■ Provided entries
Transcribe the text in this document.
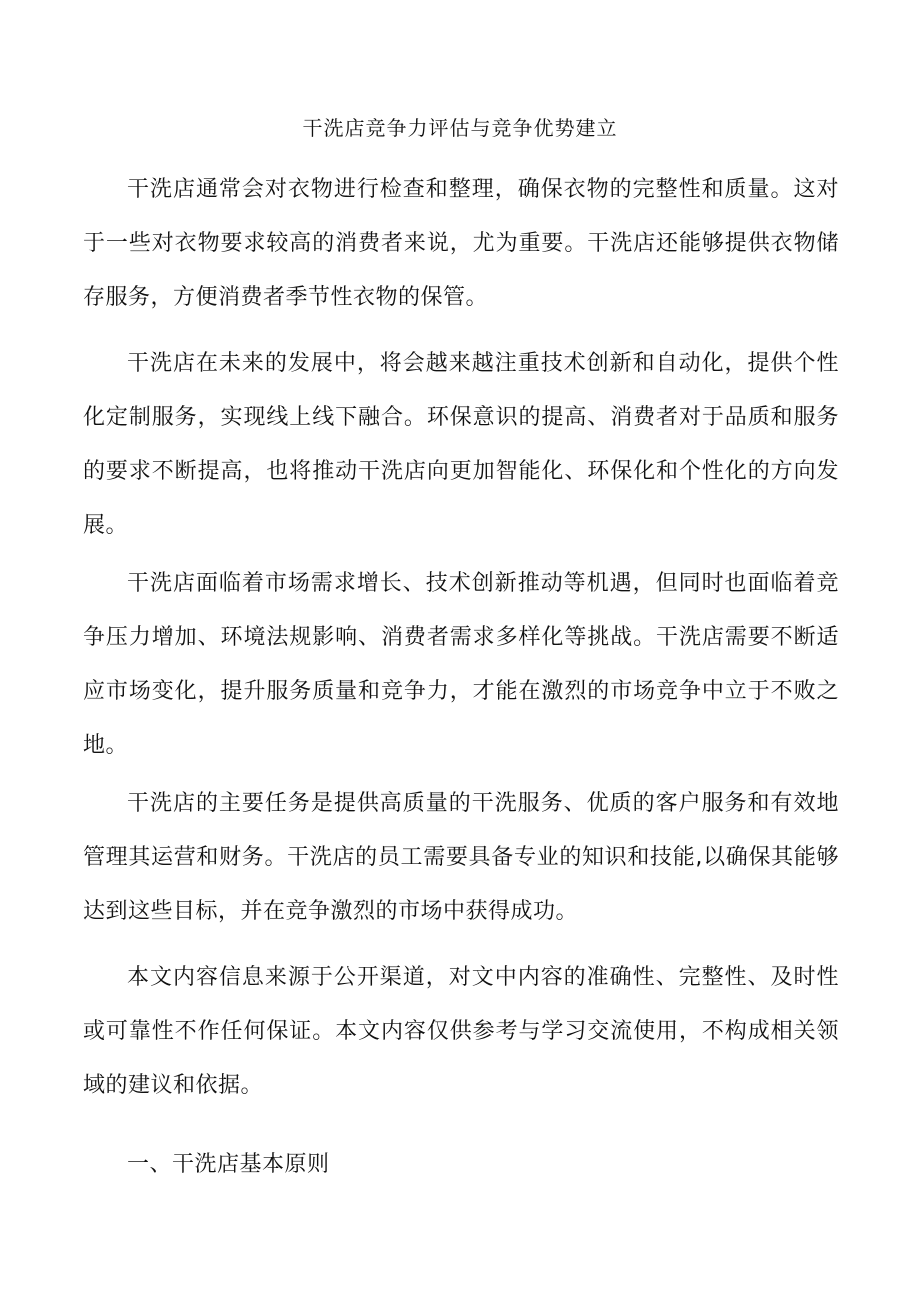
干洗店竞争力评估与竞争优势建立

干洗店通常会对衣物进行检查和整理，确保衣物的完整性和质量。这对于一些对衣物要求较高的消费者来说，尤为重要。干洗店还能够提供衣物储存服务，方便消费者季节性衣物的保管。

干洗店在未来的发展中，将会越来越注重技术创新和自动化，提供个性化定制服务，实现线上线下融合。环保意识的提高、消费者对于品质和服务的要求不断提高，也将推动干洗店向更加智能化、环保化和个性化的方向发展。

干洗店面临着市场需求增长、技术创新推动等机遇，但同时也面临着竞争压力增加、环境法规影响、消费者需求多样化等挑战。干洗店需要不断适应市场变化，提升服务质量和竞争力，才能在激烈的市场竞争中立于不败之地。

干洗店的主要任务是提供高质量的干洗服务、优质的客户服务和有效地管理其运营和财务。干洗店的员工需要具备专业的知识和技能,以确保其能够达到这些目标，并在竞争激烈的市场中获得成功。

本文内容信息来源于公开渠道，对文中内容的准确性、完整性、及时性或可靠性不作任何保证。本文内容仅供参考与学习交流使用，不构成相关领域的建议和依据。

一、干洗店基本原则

■ Written request
Your copy should hold every record word for word and none of the pictures.

■ Output of the task
Transcribe the text in this document.
干洗店竞争力评估与竞争优势建立

干洗店通常会对衣物进行检查和整理，确保衣物的完整性和质量。这对于一些对衣物要求较高的消费者来说，尤为重要。干洗店还能够提供衣物储存服务，方便消费者季节性衣物的保管。

干洗店在未来的发展中，将会越来越注重技术创新和自动化，提供个性化定制服务，实现线上线下融合。环保意识的提高、消费者对于品质和服务的要求不断提高，也将推动干洗店向更加智能化、环保化和个性化的方向发展。

干洗店面临着市场需求增长、技术创新推动等机遇，但同时也面临着竞争压力增加、环境法规影响、消费者需求多样化等挑战。干洗店需要不断适应市场变化，提升服务质量和竞争力，才能在激烈的市场竞争中立于不败之地。

干洗店的主要任务是提供高质量的干洗服务、优质的客户服务和有效地管理其运营和财务。干洗店的员工需要具备专业的知识和技能,以确保其能够达到这些目标，并在竞争激烈的市场中获得成功。

本文内容信息来源于公开渠道，对文中内容的准确性、完整性、及时性或可靠性不作任何保证。本文内容仅供参考与学习交流使用，不构成相关领域的建议和依据。

一、干洗店基本原则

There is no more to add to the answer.